__Items from a figure collection__:
# # #

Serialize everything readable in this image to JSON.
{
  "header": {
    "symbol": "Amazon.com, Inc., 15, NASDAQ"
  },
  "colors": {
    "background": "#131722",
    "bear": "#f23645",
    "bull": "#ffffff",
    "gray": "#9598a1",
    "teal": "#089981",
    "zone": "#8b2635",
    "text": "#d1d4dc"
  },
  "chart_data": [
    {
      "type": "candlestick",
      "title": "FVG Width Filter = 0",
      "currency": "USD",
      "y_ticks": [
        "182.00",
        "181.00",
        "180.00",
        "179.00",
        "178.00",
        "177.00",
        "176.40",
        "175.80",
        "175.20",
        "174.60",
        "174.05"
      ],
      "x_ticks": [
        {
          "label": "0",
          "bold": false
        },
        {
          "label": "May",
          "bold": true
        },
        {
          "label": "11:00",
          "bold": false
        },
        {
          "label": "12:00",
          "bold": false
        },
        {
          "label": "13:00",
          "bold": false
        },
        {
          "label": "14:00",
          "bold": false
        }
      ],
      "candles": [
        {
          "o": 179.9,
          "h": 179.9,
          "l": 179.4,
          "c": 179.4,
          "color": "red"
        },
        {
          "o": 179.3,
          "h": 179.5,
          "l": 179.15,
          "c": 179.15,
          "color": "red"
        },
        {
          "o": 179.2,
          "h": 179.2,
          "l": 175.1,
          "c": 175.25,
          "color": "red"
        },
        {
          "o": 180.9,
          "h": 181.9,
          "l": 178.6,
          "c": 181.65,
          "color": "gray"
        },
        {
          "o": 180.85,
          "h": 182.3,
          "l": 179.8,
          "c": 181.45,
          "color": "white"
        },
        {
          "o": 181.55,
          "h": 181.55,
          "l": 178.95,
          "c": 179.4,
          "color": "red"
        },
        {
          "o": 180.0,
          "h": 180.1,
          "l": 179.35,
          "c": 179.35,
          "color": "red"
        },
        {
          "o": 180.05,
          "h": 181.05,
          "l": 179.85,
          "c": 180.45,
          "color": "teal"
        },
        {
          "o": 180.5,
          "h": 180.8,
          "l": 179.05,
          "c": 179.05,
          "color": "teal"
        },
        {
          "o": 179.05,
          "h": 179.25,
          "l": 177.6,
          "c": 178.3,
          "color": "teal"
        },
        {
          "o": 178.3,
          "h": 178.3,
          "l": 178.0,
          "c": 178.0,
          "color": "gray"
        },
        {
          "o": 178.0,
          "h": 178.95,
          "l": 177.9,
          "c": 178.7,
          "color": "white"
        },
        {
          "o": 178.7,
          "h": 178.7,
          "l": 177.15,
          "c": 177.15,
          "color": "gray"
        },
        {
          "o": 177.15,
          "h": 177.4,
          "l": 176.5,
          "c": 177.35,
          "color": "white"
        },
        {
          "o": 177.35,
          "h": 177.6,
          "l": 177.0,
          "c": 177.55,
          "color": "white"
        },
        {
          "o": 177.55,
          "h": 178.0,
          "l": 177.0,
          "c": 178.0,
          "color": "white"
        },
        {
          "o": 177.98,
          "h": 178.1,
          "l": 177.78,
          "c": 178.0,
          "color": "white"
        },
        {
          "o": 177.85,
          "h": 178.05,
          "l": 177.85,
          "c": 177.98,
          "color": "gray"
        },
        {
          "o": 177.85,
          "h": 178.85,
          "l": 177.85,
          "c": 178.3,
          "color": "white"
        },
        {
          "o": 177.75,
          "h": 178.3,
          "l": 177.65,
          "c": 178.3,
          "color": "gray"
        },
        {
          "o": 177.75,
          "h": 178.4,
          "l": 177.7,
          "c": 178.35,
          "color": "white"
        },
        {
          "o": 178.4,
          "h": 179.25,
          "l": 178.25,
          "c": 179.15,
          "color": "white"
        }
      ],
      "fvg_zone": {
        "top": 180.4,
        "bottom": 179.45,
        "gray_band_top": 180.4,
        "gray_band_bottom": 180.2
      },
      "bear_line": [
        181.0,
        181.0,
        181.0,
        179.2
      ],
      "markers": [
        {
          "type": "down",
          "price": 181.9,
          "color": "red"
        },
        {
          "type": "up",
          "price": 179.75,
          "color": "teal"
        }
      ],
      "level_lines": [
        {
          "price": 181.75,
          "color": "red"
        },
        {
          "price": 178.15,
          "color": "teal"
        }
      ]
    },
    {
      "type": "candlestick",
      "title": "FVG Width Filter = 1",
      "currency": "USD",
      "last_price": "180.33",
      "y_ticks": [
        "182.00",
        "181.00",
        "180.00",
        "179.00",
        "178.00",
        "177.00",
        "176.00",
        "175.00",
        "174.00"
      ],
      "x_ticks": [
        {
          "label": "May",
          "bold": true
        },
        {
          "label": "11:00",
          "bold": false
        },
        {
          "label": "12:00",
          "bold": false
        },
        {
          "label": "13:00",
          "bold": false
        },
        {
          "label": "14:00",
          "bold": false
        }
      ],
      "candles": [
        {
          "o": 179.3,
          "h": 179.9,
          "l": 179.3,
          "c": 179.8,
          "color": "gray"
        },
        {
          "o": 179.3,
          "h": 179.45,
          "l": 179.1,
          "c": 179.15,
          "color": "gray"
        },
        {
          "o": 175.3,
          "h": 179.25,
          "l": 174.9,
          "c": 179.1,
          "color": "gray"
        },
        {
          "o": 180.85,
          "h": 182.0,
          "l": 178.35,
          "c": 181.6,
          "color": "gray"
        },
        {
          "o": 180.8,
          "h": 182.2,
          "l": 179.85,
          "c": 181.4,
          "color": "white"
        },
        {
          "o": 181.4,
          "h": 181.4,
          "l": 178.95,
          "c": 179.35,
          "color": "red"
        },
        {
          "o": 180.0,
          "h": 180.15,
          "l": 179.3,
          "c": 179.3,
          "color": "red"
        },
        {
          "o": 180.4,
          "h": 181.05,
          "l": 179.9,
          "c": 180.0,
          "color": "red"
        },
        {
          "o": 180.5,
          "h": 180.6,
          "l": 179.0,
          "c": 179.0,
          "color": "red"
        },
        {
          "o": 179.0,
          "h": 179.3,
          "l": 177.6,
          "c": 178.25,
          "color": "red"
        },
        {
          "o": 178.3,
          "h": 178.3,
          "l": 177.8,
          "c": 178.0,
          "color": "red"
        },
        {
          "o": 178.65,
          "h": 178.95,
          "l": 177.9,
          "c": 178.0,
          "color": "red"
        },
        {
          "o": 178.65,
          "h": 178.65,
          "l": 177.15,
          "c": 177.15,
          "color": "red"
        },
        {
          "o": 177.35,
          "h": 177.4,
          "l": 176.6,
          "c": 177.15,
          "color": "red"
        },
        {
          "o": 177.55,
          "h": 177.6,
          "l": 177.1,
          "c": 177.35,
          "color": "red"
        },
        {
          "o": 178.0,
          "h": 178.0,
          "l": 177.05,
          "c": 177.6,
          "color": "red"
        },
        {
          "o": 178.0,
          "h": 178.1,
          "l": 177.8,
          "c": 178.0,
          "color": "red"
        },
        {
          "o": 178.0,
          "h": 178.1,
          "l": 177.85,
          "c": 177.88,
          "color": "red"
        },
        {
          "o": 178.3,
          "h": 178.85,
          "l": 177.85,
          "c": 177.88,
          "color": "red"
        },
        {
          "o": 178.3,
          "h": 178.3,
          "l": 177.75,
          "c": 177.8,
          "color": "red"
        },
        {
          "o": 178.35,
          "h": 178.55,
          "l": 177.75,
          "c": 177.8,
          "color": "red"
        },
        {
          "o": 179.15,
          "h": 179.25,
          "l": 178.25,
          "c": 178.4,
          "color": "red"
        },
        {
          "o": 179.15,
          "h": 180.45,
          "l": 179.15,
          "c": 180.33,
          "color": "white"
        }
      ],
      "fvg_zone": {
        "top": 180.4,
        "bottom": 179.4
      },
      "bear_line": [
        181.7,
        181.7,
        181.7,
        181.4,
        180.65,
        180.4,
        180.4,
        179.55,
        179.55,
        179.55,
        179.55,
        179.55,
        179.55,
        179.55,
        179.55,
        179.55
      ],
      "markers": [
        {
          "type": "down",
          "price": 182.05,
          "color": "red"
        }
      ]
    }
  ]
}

# # #

__Short problem__: Find the lines above holding the word "Filter" and show them.

__Output for this task__:
      "title": "FVG Width Filter = 0",
      "title": "FVG Width Filter = 1",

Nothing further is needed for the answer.